> **Problem to solve**
Copy all lines below containing "green".

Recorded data

--

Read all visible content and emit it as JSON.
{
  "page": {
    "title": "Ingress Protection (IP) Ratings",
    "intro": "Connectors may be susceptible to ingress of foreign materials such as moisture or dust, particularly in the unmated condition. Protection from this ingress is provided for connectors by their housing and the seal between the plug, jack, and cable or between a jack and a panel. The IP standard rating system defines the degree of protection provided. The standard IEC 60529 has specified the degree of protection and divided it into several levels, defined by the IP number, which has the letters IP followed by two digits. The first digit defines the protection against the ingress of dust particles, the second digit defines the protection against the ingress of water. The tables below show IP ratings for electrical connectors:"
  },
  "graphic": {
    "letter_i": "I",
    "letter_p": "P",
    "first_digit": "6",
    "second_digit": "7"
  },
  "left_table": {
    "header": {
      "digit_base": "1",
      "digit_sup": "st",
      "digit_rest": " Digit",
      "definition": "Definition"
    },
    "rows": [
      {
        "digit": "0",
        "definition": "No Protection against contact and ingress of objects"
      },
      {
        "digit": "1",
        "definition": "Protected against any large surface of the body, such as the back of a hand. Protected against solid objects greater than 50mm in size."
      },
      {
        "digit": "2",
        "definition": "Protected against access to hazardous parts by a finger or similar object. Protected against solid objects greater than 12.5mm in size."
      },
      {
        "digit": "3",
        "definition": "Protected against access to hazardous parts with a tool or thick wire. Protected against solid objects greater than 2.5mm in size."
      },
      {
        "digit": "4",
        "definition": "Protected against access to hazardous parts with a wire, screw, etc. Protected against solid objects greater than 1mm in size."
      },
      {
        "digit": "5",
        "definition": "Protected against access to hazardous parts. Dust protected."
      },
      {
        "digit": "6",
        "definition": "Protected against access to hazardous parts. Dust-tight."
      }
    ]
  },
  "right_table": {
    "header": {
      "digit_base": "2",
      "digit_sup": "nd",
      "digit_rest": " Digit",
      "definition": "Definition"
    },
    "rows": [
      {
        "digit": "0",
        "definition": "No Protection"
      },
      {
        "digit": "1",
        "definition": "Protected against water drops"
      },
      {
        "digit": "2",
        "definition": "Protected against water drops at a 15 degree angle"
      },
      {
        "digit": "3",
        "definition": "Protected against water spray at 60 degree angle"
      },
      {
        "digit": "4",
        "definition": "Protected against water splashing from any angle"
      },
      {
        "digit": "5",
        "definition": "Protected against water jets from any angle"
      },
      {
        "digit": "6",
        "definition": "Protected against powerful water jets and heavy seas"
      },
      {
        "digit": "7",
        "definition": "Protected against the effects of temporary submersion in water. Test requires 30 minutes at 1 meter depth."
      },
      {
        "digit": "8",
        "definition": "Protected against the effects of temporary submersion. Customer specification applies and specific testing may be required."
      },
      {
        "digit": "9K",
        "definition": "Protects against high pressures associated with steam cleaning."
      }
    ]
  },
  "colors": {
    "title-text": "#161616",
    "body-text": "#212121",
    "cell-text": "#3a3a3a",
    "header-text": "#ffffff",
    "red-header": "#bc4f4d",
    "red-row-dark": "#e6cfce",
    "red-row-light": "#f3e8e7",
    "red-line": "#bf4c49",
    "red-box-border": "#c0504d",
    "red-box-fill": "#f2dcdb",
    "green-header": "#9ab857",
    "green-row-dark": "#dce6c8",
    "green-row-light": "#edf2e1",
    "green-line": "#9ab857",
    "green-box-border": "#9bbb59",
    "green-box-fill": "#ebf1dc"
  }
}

--

> **Task output**
    "green-header": "#9ab857",
    "green-row-dark": "#dce6c8",
    "green-row-light": "#edf2e1",
    "green-line": "#9ab857",
    "green-box-border": "#9bbb59",
    "green-box-fill": "#ebf1dc"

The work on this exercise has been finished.